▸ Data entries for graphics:
● ● ●

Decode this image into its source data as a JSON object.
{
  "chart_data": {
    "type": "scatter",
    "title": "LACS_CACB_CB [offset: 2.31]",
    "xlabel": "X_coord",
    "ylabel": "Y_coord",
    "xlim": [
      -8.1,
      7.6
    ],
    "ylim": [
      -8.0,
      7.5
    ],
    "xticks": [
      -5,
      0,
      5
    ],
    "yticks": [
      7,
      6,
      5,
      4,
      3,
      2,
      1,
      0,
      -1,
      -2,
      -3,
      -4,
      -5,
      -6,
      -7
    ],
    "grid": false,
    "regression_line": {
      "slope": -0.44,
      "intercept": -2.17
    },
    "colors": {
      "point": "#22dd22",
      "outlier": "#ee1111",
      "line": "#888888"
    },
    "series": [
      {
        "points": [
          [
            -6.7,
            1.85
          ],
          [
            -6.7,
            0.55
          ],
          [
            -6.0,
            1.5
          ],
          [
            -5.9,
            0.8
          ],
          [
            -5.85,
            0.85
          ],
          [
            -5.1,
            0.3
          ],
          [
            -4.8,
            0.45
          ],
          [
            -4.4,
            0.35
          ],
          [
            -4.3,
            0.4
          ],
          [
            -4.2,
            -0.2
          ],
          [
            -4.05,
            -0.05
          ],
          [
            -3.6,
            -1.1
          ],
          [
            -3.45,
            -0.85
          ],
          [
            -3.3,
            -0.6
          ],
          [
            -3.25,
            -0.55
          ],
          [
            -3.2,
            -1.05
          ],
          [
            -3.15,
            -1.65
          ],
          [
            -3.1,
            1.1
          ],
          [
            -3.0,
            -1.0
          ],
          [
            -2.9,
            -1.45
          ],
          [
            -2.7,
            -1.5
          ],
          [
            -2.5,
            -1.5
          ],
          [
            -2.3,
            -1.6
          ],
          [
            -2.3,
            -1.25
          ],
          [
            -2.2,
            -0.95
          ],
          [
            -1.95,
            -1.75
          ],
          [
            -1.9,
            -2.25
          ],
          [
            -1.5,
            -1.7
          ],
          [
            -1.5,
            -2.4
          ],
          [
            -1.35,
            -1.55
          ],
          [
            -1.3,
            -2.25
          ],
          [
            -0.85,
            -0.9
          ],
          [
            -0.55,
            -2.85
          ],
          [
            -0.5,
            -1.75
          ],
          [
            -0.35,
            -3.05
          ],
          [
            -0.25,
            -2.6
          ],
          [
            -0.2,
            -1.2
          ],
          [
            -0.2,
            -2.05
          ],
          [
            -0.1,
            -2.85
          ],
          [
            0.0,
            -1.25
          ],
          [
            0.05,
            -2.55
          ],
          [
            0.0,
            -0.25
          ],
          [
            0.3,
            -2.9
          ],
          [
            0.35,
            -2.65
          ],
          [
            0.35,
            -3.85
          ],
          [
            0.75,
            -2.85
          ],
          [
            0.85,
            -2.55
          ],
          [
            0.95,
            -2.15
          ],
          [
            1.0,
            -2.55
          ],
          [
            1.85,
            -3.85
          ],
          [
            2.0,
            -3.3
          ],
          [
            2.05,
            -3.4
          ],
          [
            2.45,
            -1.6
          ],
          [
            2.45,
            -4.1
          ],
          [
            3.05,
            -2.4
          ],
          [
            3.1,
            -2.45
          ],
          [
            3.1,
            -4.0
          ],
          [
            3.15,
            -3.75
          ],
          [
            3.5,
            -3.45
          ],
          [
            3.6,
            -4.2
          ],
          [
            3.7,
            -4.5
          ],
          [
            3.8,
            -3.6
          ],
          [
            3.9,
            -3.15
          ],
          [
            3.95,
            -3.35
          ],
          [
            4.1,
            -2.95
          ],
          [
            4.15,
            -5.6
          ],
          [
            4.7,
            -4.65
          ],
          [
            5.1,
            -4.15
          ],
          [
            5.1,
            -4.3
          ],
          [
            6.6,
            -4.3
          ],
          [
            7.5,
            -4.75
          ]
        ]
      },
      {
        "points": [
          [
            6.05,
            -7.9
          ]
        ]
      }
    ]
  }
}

● ● ●

All entries must be repeated verbatim.

▸ FINAL RESULT:
Decode this image into its source data as a JSON object.
{
  "chart_data": {
    "type": "scatter",
    "title": "LACS_CACB_CB [offset: 2.31]",
    "xlabel": "X_coord",
    "ylabel": "Y_coord",
    "xlim": [
      -8.1,
      7.6
    ],
    "ylim": [
      -8.0,
      7.5
    ],
    "xticks": [
      -5,
      0,
      5
    ],
    "yticks": [
      7,
      6,
      5,
      4,
      3,
      2,
      1,
      0,
      -1,
      -2,
      -3,
      -4,
      -5,
      -6,
      -7
    ],
    "grid": false,
    "regression_line": {
      "slope": -0.44,
      "intercept": -2.17
    },
    "colors": {
      "point": "#22dd22",
      "outlier": "#ee1111",
      "line": "#888888"
    },
    "series": [
      {
        "points": [
          [
            -6.7,
            1.85
          ],
          [
            -6.7,
            0.55
          ],
          [
            -6.0,
            1.5
          ],
          [
            -5.9,
            0.8
          ],
          [
            -5.85,
            0.85
          ],
          [
            -5.1,
            0.3
          ],
          [
            -4.8,
            0.45
          ],
          [
            -4.4,
            0.35
          ],
          [
            -4.3,
            0.4
          ],
          [
            -4.2,
            -0.2
          ],
          [
            -4.05,
            -0.05
          ],
          [
            -3.6,
            -1.1
          ],
          [
            -3.45,
            -0.85
          ],
          [
            -3.3,
            -0.6
          ],
          [
            -3.25,
            -0.55
          ],
          [
            -3.2,
            -1.05
          ],
          [
            -3.15,
            -1.65
          ],
          [
            -3.1,
            1.1
          ],
          [
            -3.0,
            -1.0
          ],
          [
            -2.9,
            -1.45
          ],
          [
            -2.7,
            -1.5
          ],
          [
            -2.5,
            -1.5
          ],
          [
            -2.3,
            -1.6
          ],
          [
            -2.3,
            -1.25
          ],
          [
            -2.2,
            -0.95
          ],
          [
            -1.95,
            -1.75
          ],
          [
            -1.9,
            -2.25
          ],
          [
            -1.5,
            -1.7
          ],
          [
            -1.5,
            -2.4
          ],
          [
            -1.35,
            -1.55
          ],
          [
            -1.3,
            -2.25
          ],
          [
            -0.85,
            -0.9
          ],
          [
            -0.55,
            -2.85
          ],
          [
            -0.5,
            -1.75
          ],
          [
            -0.35,
            -3.05
          ],
          [
            -0.25,
            -2.6
          ],
          [
            -0.2,
            -1.2
          ],
          [
            -0.2,
            -2.05
          ],
          [
            -0.1,
            -2.85
          ],
          [
            0.0,
            -1.25
          ],
          [
            0.05,
            -2.55
          ],
          [
            0.0,
            -0.25
          ],
          [
            0.3,
            -2.9
          ],
          [
            0.35,
            -2.65
          ],
          [
            0.35,
            -3.85
          ],
          [
            0.75,
            -2.85
          ],
          [
            0.85,
            -2.55
          ],
          [
            0.95,
            -2.15
          ],
          [
            1.0,
            -2.55
          ],
          [
            1.85,
            -3.85
          ],
          [
            2.0,
            -3.3
          ],
          [
            2.05,
            -3.4
          ],
          [
            2.45,
            -1.6
          ],
          [
            2.45,
            -4.1
          ],
          [
            3.05,
            -2.4
          ],
          [
            3.1,
            -2.45
          ],
          [
            3.1,
            -4.0
          ],
          [
            3.15,
            -3.75
          ],
          [
            3.5,
            -3.45
          ],
          [
            3.6,
            -4.2
          ],
          [
            3.7,
            -4.5
          ],
          [
            3.8,
            -3.6
          ],
          [
            3.9,
            -3.15
          ],
          [
            3.95,
            -3.35
          ],
          [
            4.1,
            -2.95
          ],
          [
            4.15,
            -5.6
          ],
          [
            4.7,
            -4.65
          ],
          [
            5.1,
            -4.15
          ],
          [
            5.1,
            -4.3
          ],
          [
            6.6,
            -4.3
          ],
          [
            7.5,
            -4.75
          ]
        ]
      },
      {
        "points": [
          [
            6.05,
            -7.9
          ]
        ]
      }
    ]
  }
}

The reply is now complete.